* _AIM OF THE EXERCISE_
Each line that holds the word "description" counts once; give the total for the records below and nothing else.

##### PROVIDED RECORDS

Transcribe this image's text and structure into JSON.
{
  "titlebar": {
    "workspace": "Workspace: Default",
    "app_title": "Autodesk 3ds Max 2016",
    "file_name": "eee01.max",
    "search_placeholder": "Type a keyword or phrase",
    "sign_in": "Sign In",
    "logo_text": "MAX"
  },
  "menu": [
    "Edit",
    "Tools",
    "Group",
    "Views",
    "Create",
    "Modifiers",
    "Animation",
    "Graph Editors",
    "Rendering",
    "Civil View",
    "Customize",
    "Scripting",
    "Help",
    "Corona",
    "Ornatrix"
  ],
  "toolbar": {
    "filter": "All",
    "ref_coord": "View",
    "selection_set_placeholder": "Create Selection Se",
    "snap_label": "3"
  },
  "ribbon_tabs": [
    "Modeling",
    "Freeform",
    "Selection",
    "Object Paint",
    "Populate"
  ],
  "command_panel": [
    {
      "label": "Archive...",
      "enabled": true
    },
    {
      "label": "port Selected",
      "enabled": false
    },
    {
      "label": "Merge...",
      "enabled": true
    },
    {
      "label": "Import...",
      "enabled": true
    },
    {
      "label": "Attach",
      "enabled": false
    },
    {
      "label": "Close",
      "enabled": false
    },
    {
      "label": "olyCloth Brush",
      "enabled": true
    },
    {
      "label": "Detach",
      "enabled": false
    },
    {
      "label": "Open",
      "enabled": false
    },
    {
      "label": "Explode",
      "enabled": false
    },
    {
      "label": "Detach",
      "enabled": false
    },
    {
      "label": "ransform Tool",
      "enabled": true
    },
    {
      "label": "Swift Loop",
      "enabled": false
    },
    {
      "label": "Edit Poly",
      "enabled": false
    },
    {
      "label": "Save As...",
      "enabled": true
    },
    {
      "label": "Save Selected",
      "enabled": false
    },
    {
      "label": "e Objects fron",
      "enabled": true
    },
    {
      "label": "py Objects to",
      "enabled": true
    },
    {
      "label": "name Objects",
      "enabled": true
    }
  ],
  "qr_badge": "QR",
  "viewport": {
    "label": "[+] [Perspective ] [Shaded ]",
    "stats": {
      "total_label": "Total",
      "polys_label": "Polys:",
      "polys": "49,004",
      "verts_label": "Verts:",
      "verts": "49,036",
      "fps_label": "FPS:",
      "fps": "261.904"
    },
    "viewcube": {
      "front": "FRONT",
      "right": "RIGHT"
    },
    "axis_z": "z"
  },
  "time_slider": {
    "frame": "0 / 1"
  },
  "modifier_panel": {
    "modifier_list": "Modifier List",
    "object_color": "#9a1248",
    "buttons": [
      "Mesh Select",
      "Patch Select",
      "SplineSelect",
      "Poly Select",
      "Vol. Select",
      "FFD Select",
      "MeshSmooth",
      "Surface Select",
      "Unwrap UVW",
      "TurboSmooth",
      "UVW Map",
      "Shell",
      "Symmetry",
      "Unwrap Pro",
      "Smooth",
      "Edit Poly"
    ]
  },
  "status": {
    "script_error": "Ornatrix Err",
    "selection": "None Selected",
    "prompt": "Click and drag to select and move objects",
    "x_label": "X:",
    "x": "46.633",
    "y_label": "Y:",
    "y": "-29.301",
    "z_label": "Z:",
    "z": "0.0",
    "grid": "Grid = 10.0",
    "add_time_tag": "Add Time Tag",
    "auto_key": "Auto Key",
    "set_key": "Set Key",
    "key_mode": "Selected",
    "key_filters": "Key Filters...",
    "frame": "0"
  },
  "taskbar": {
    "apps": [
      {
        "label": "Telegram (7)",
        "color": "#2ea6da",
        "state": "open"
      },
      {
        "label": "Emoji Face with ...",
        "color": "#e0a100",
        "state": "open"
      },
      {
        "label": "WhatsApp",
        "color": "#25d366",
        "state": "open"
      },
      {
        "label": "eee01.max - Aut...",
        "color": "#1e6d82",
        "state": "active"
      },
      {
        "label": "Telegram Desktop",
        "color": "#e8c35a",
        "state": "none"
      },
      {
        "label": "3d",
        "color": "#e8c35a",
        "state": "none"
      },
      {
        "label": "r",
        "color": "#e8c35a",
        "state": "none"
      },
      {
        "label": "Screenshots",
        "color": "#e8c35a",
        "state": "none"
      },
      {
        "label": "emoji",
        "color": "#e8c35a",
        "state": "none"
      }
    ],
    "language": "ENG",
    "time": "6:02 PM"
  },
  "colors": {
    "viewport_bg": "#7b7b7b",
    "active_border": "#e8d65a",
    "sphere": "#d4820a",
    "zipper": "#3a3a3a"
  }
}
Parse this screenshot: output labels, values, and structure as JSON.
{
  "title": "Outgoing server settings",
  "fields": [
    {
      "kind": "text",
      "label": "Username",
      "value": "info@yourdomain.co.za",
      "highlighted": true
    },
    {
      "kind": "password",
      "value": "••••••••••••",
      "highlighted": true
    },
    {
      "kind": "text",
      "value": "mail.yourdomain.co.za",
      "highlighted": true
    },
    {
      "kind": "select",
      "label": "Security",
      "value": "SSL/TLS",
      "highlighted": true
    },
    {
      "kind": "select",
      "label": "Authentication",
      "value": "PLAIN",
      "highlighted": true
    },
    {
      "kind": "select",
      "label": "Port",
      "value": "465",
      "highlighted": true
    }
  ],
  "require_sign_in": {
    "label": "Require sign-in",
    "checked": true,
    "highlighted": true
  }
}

##########
##### PROVIDED RECORDS

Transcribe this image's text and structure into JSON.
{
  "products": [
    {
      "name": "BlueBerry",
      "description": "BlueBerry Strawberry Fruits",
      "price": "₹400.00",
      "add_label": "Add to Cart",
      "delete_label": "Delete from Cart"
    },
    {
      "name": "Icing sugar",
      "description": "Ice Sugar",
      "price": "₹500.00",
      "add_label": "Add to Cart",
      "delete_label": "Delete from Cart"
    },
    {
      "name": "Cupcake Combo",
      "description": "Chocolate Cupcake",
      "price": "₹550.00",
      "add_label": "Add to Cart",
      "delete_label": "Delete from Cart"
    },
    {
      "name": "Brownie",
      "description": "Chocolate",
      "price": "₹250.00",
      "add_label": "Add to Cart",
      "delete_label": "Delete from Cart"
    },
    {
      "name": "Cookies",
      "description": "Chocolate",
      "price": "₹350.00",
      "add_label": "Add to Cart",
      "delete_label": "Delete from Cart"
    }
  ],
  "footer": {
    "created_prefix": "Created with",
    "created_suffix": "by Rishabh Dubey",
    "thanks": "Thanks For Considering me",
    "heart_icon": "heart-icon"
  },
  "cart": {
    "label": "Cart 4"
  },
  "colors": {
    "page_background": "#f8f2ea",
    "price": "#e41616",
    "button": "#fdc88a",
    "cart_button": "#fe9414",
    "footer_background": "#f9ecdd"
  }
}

##########

* _SOLUTION_
5